**What is asked:**
[1] Check each statement against the chard pizza text and say whether it agrees with it, answering yes or no and quoting the words that settle it: (a) The chard came from a friend's garden. (b) The pizza went into a 450-degree oven. (c) The smoke alarm went off about five minutes after the pizza went in.
[2] Pick up the story of the chard pizza dinner after its last sentence and write what happens next.

Last night, Number 3 came over for dinner.
I’ve been really trying to eat what’s in my fridge before I buy more food, so I had to come up with a dinner I don’t normally make. My friend Jessica gave me some rainbow chard from her garden yesterday and suggested adding it to pizza. (Although I love the idea of rainbow chard, I can’t get past its bitterness…)
All I had to do was buy pizza dough and cheese and ta-da! I would have pizza.
If only it was that simple.
It took a while to prepare the chard for the pizza. Following Jessica‘s specific instructions, I caramelized the stems of the chard with onion, and then sautéed the leaves of the chard. Then, I took out the pizza dough from Trader Joe’s and I rolled the pizza out on a lightly floured surface (using Number 3’s rolling pin – how do I not have a rolling pin?!?!) and put it on a well oiled cookie sheet.
I assembled all the yummy ingredients and put the pizza into a 500-degree oven.
About five minutes later the smoke alarm went off.
(Growing up, when my grandma cooked us one of her delicious dinners, the smoke alarm always went off. When it did, we would all yell, “Dinner’s ready!”)
I felt compelled to yell with joy, “Dinner’s ready!” But I didn’t. Instead, I grabbed a dishtowel and ran over to the smoke alarm and fanned away the smoke. Quickly, the smoke alarm stopped sounding and I casually walked to the nearby window to open it up.
Then the smoke alarm went off again.
This time, the smoke alarm was not going off. In fact, it seemed the more I fanned it, the worst it got. Fortunately, Number 3 was on it, and she ran around my apartment opening all the windows and the doors.

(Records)

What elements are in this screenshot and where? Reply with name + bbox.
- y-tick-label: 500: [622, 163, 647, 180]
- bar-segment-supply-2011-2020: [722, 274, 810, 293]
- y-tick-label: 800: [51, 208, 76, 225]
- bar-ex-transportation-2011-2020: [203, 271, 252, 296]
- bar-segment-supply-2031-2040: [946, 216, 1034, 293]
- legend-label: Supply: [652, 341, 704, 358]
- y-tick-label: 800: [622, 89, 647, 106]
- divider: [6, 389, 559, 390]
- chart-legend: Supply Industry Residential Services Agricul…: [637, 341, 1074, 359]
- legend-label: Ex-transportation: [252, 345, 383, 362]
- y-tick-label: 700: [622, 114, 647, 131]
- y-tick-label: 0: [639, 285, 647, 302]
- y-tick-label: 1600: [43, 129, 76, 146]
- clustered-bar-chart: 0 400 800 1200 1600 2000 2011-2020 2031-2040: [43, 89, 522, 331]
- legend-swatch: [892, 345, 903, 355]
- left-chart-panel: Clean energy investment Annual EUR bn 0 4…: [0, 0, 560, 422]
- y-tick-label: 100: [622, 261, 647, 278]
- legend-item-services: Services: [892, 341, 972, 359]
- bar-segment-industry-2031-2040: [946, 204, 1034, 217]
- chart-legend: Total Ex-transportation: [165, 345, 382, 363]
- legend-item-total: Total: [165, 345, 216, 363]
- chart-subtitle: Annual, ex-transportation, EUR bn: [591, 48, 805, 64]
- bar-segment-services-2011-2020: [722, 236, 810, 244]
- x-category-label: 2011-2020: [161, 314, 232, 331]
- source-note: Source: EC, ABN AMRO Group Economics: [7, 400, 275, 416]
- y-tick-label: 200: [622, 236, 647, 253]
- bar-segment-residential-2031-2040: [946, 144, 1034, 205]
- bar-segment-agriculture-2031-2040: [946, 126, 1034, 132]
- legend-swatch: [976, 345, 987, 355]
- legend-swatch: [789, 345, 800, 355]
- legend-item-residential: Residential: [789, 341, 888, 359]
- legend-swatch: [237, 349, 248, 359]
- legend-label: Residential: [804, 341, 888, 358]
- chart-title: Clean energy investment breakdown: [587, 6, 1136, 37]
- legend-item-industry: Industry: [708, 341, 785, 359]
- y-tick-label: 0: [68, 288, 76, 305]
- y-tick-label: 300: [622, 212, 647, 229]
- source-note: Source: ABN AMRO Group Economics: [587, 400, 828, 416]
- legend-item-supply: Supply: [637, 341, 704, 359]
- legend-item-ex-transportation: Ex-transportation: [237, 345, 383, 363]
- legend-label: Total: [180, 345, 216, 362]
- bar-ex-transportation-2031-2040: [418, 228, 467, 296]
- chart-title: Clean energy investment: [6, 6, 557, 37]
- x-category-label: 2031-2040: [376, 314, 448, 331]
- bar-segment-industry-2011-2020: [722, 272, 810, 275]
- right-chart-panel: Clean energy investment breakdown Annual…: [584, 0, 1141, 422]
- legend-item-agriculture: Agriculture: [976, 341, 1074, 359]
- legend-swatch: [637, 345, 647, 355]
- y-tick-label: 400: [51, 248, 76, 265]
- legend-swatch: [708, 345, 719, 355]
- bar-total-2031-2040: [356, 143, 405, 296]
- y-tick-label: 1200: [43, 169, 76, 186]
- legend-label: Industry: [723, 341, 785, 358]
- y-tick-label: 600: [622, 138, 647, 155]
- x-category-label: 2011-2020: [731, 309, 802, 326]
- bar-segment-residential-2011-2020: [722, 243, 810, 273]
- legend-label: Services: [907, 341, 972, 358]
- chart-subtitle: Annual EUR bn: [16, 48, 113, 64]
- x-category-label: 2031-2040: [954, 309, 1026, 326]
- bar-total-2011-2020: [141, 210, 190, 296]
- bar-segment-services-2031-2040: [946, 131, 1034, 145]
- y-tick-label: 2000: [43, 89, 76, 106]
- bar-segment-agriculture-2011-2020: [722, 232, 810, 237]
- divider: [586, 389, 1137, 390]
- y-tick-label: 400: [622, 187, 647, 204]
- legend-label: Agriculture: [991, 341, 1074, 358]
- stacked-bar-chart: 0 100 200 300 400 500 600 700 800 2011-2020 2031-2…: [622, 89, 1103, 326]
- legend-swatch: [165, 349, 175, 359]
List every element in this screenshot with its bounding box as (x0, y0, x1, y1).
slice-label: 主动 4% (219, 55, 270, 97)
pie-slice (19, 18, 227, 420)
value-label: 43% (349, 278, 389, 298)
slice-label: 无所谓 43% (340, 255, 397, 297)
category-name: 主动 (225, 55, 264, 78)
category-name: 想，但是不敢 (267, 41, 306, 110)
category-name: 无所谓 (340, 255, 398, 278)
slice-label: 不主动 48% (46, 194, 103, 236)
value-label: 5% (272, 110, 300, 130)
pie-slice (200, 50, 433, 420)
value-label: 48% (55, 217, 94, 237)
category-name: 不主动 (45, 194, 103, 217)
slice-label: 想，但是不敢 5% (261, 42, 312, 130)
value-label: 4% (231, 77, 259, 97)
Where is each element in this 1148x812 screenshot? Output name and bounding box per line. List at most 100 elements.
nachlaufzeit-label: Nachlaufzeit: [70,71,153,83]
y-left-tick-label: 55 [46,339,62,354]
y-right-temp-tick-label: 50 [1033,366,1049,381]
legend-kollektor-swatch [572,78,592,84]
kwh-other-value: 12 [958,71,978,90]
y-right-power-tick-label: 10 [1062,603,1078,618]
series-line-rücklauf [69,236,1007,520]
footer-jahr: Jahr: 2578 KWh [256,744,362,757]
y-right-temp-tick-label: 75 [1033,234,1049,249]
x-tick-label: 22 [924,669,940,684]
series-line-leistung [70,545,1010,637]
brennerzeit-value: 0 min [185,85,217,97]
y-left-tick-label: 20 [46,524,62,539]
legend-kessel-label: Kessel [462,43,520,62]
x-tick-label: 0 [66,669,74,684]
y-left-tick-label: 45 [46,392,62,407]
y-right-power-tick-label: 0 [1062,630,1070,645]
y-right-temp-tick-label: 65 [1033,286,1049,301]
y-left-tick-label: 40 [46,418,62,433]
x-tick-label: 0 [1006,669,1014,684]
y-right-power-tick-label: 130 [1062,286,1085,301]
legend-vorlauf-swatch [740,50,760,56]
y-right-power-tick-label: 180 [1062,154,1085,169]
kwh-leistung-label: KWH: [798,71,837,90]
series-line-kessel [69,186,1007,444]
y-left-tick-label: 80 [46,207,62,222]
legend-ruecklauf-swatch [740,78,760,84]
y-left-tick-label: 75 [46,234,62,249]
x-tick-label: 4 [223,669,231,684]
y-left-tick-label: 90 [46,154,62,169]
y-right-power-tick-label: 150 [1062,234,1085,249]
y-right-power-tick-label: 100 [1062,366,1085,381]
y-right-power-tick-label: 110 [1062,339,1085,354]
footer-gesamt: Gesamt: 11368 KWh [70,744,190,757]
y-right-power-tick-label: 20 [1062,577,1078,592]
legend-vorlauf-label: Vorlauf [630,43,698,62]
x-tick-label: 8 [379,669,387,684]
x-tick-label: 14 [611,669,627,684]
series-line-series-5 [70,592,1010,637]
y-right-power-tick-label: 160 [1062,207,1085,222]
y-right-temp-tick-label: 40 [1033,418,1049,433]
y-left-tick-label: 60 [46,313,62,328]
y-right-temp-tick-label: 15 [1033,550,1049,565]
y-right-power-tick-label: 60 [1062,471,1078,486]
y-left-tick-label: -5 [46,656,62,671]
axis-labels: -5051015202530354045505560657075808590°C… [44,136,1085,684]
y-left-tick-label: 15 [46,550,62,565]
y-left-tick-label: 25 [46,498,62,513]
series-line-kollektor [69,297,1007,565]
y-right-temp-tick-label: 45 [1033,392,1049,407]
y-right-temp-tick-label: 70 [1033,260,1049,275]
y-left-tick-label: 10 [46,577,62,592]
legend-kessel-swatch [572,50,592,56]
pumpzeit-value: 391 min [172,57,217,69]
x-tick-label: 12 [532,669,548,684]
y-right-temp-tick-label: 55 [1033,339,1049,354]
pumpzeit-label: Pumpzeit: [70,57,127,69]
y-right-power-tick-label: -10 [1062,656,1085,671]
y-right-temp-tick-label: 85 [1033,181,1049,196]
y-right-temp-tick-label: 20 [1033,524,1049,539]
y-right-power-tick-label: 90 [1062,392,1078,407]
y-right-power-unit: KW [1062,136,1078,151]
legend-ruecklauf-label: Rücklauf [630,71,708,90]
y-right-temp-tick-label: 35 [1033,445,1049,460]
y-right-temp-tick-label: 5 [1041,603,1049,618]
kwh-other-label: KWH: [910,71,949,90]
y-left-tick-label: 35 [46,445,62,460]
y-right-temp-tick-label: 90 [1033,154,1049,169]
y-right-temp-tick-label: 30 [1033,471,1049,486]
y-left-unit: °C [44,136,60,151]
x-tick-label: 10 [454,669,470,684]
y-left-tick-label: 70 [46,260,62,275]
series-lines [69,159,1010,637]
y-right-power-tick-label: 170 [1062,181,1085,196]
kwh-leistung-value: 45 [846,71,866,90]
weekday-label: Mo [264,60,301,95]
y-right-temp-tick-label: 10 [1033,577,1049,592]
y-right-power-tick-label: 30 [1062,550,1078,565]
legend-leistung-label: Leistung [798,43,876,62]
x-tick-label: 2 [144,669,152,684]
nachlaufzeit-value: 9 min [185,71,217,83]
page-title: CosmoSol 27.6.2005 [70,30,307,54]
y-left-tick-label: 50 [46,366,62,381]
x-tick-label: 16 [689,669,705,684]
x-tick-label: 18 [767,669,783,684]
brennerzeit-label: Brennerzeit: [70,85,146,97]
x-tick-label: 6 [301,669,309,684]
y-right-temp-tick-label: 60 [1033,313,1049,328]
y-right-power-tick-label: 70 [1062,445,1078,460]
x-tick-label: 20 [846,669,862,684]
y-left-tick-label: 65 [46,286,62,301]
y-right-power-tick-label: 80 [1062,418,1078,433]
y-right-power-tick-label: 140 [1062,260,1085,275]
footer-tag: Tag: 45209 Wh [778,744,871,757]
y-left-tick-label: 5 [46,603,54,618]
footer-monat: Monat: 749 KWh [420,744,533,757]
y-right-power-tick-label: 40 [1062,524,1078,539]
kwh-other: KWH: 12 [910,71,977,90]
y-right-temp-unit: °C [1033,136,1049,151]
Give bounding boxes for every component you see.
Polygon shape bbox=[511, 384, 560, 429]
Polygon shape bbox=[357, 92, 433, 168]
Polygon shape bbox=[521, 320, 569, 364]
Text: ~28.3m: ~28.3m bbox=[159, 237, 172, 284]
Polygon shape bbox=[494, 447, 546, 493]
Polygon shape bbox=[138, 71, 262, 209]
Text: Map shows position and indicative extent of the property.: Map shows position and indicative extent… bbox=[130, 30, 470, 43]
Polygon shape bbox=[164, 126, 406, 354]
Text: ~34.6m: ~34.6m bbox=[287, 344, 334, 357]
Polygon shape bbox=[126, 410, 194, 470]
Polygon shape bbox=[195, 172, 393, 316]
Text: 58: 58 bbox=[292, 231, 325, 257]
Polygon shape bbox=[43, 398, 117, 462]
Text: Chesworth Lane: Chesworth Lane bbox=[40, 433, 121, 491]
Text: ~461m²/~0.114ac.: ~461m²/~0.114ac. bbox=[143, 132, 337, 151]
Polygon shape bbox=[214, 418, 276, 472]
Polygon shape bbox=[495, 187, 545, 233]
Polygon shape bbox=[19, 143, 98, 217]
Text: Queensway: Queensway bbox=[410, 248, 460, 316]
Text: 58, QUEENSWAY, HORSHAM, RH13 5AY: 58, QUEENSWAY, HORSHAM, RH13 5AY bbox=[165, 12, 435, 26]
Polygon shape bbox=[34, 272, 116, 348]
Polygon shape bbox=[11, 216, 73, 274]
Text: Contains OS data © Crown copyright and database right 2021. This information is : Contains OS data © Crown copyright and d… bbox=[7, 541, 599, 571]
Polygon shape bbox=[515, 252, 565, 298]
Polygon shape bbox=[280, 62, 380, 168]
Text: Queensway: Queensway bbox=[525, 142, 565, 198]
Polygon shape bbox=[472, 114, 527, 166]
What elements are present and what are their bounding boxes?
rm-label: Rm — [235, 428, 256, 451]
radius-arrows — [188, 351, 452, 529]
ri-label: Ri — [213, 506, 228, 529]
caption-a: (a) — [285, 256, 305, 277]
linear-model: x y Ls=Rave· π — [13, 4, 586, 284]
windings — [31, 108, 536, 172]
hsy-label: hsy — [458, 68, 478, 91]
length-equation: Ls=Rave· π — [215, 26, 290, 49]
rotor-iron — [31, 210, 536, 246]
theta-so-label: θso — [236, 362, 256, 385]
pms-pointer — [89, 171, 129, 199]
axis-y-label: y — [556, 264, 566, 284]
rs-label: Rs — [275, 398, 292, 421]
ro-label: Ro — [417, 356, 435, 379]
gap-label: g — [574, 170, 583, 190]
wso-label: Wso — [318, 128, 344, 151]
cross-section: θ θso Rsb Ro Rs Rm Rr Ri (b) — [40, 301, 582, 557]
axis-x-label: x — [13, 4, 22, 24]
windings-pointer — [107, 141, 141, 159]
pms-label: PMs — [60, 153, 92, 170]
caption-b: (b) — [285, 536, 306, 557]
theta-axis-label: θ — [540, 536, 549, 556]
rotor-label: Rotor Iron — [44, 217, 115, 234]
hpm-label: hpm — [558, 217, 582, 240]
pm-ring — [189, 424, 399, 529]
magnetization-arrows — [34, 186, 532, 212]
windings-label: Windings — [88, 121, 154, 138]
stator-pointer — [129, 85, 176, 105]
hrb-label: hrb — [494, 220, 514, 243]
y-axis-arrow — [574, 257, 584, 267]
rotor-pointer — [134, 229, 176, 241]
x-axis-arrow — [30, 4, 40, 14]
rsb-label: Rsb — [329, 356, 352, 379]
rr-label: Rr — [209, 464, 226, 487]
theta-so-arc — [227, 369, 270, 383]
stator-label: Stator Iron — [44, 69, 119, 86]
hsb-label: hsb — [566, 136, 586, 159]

**Responses:**
[1]
(a) Yes: "My friend Jessica gave me some rainbow chard from her garden yesterday"
(b) No: "put the pizza into a 500-degree oven."
(c) Yes: "About five minutes later the smoke alarm went off."

[2]
Frantically, (afraid my neighbors would soon become concerned) I yelled to Number 3 to “Turn off the oven!!!!!”
When Number 3 went to turn off the oven, smoke was billowing out. She could barely see to find the off switch. Smoke was filling my apartment very quickly.
The smoke alarm didn’t just sound a high piercing beep. It also said “FIRE” after each beep. It was getting unbearable.
My very kind and diligent landlord came running down the stairs, “Brittany?!?!?! Is everything okay?”
“Yes!” I embarrassingly yelled. “Just some oil is burning in the oven! I’m sorry!!”
(Do you remember how I said before that I put the pizza on a “well oiled cookie sheet”? Well. Apparently, it was too well oiled).
With my landlord coming in to help, (he took the smoke alarm down off the ceiling and took the battery out- genius!) I all of a sudden started to worry about how Tahn was doing. (Number 3, my landlord and I were really suffering from the smoke).
I looked outside and saw Tahn. Peeing. Tahn apparently didn’t enjoy the smoke, so she let herself outside. (And, while she was outside, she might as well pee…) Then, Tahn just sat on the dirt, looking back up at the apartment.
Of course, Number 3, my landlord and I thought this was hilarious. “Thanks a lot, Tahnee! Don’t worry about us! Or our home! Just save yourself!!”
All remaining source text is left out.